#### EXERCISE REQUIREMENTS
Repeat the lines below exactly as they appear, but leave out the images.

#### MATERIAL FOR THE TASK
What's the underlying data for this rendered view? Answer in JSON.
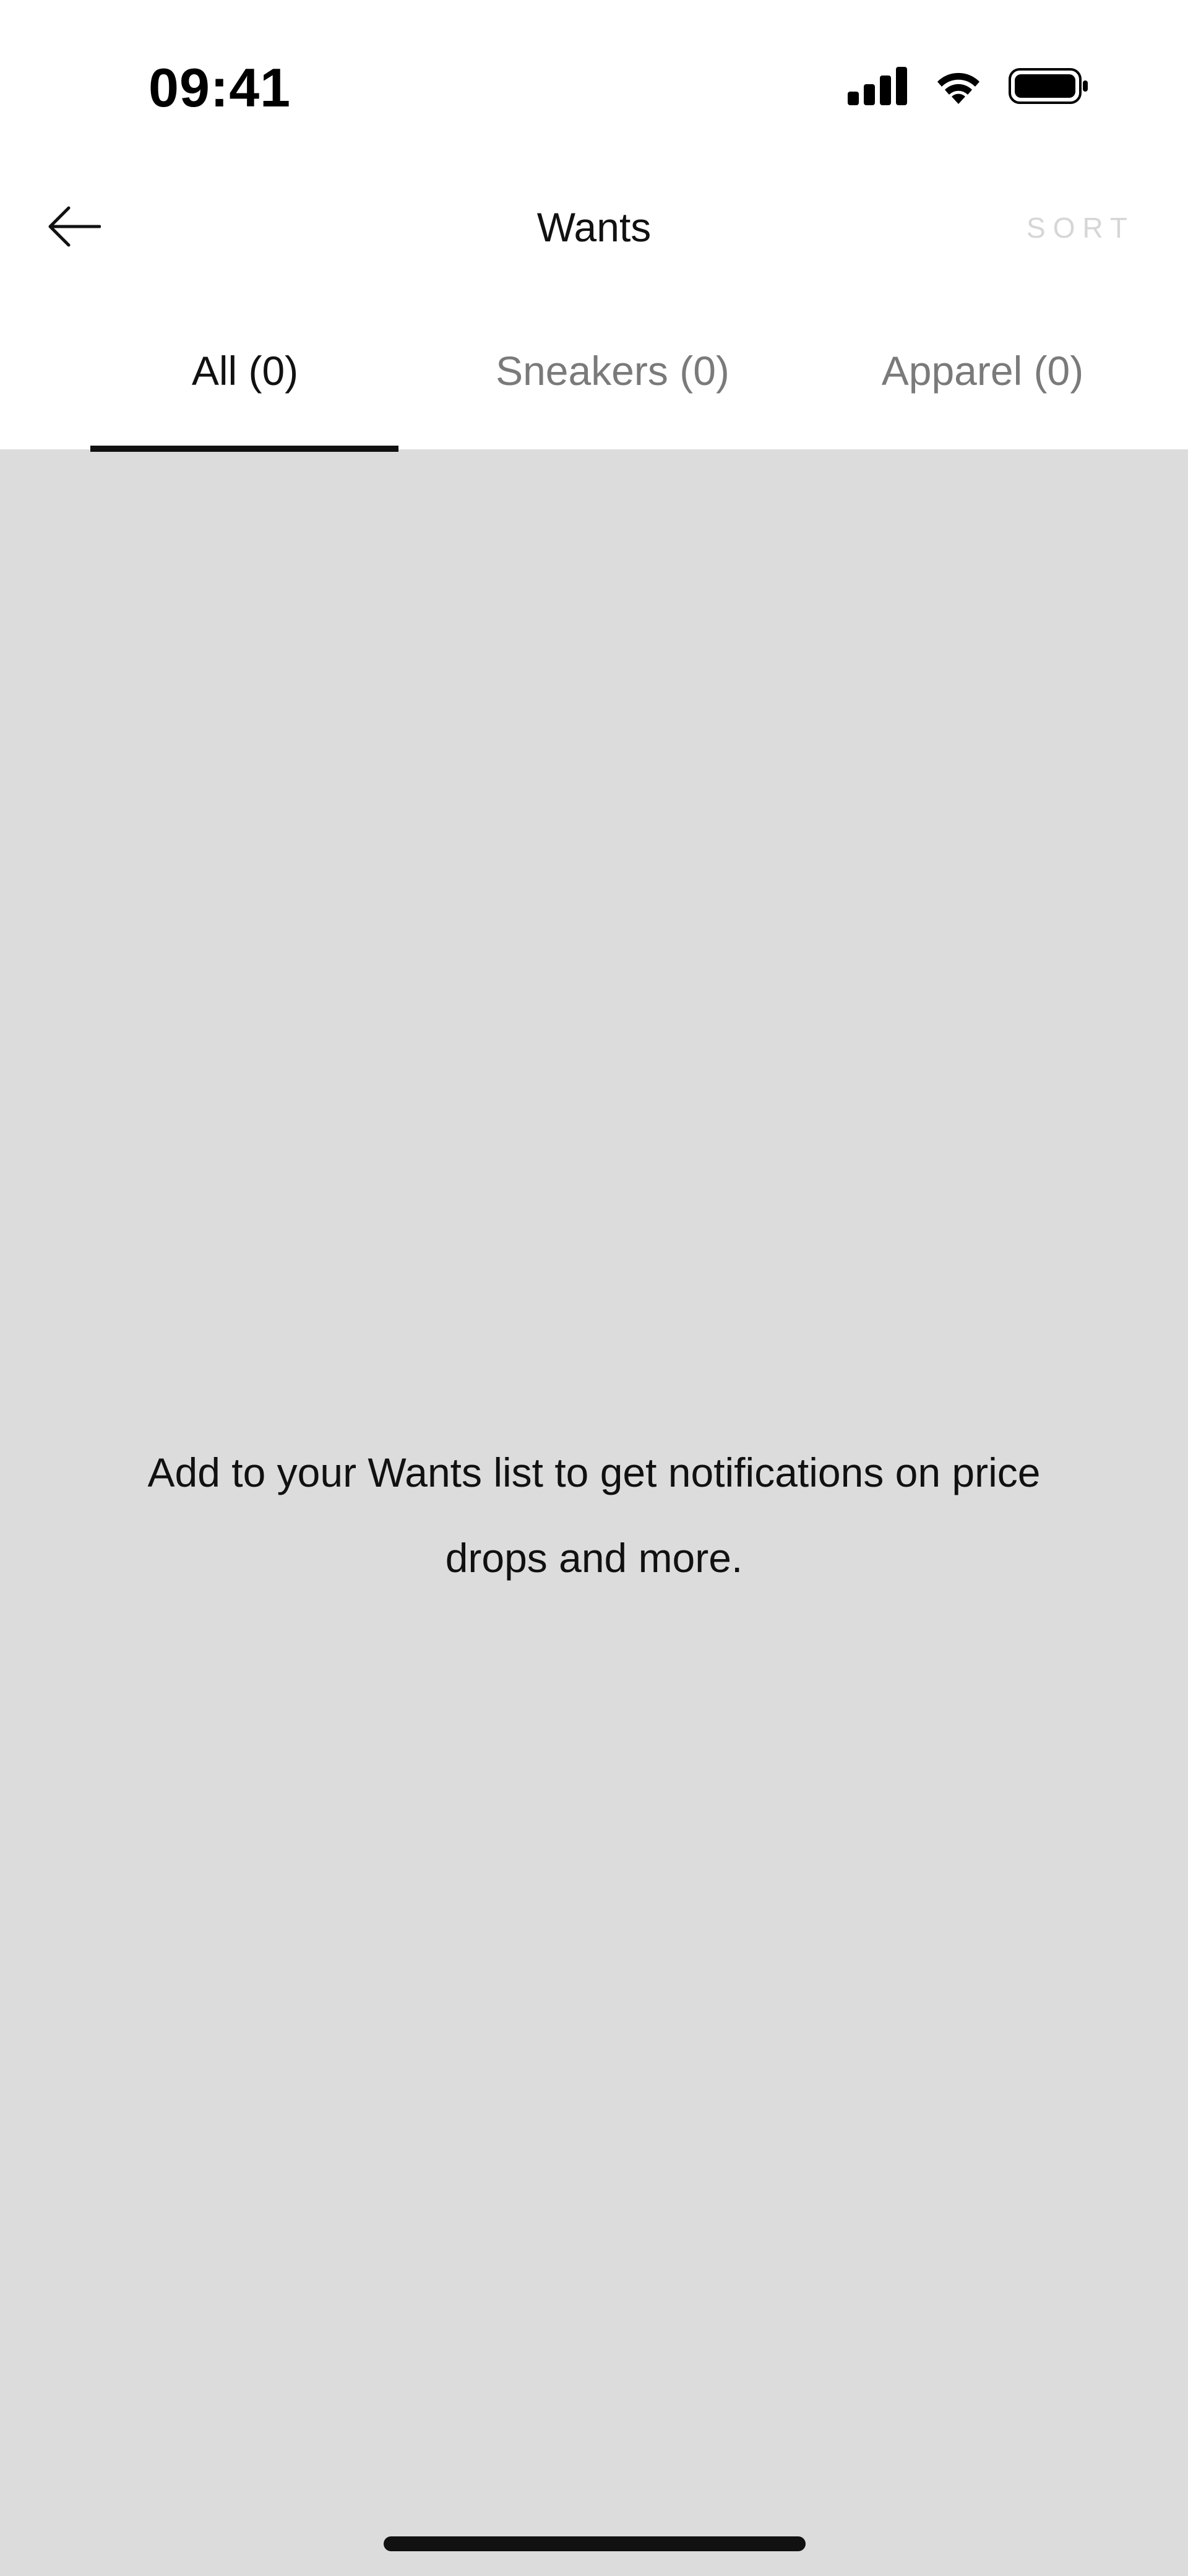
{
  "status_bar": {
    "time": "09:41",
    "icons": [
      "cellular-signal-icon",
      "wifi-icon",
      "battery-icon"
    ]
  },
  "header": {
    "back_icon": "arrow-left-icon",
    "title": "Wants",
    "sort_label": "SORT"
  },
  "tabs": [
    {
      "label": "All (0)",
      "active": true
    },
    {
      "label": "Sneakers (0)",
      "active": false
    },
    {
      "label": "Apparel (0)",
      "active": false
    }
  ],
  "empty_state": {
    "message": "Add to your Wants list to get notifications on price drops and more."
  },
  "colors": {
    "content_background": "#dcdcdc",
    "header_background": "#ffffff",
    "text_primary": "#111111",
    "tab_inactive": "#7a7a7a",
    "sort_disabled": "#d6d6d6"
  }
}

#### ANSWER TO THIS EXERCISE
What's the underlying data for this rendered view? Answer in JSON.
{
  "status_bar": {
    "time": "09:41",
    "icons": [
      "cellular-signal-icon",
      "wifi-icon",
      "battery-icon"
    ]
  },
  "header": {
    "back_icon": "arrow-left-icon",
    "title": "Wants",
    "sort_label": "SORT"
  },
  "tabs": [
    {
      "label": "All (0)",
      "active": true
    },
    {
      "label": "Sneakers (0)",
      "active": false
    },
    {
      "label": "Apparel (0)",
      "active": false
    }
  ],
  "empty_state": {
    "message": "Add to your Wants list to get notifications on price drops and more."
  },
  "colors": {
    "content_background": "#dcdcdc",
    "header_background": "#ffffff",
    "text_primary": "#111111",
    "tab_inactive": "#7a7a7a",
    "sort_disabled": "#d6d6d6"
  }
}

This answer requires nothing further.